# Tarifs repas enfant 5 ans



## Mamilie (25 Août 2022)

Bonjour, j'acceuille pour la 1ère fois un enfant de 5 ans à mon domicile à la rentrée ! je voudrais savoir quel est le prix du repas de midi et le goûter 
sachant que j'exerce en Moselle. J'ai vu le tarif fiscal est à 4.90 euros le le repas de midi et 1.50 euros le goûter ! je trouve cela un peu excessif.
Merci pour vos réponses


----------



## Griselda (25 Août 2022)

Perso je prends depuis fort longtemps, quelque soit l'âge de l'enfant 5€/jr pour un goûter + un dejeuner. Je ne fais pas de bénéfice sur ce montant (ce n'est pas le but, je ne suis pas restauratrice).
Par contre à ma connaissance le tarif fiscal de 4.90€ c'est par jour, je n'ai jamais vu noté un tarif en plus ou spécifique pour un goûter. peux tu me dire où tu as trouvé cette info là ou que dit le texte exactement?


----------



## angèle1982 (25 Août 2022)

▶ [Tâches à réaliser]:
1) D'après la discussion sur le tarif des repas, quelle somme Griselda demande-t-elle par jour pour un goûter et un déjeuner ?
2) Dans la discussion sur le tarif des repas, recopiez mot pour mot le passage allant de « ## Mamilie (25 » jusqu'à « un peu excessif. ».

▶ [Données brutes]:
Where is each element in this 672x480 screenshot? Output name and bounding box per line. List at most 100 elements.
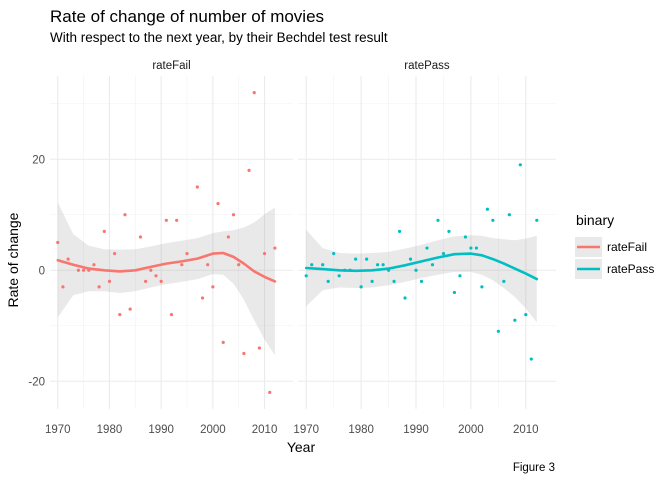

▶ [Corrigé des tâches]:
1) 5 € par jour, quel que soit l'âge de l'enfant.

2)
## Mamilie (25 Août 2022)

Bonjour, j'acceuille pour la 1ère fois un enfant de 5 ans à mon domicile à la rentrée ! je voudrais savoir quel est le prix du repas de midi et le goûter 
sachant que j'exerce en Moselle. J'ai vu le tarif fiscal est à 4.90 euros le le repas de midi et 1.50 euros le goûter ! je trouve cela un peu excessif.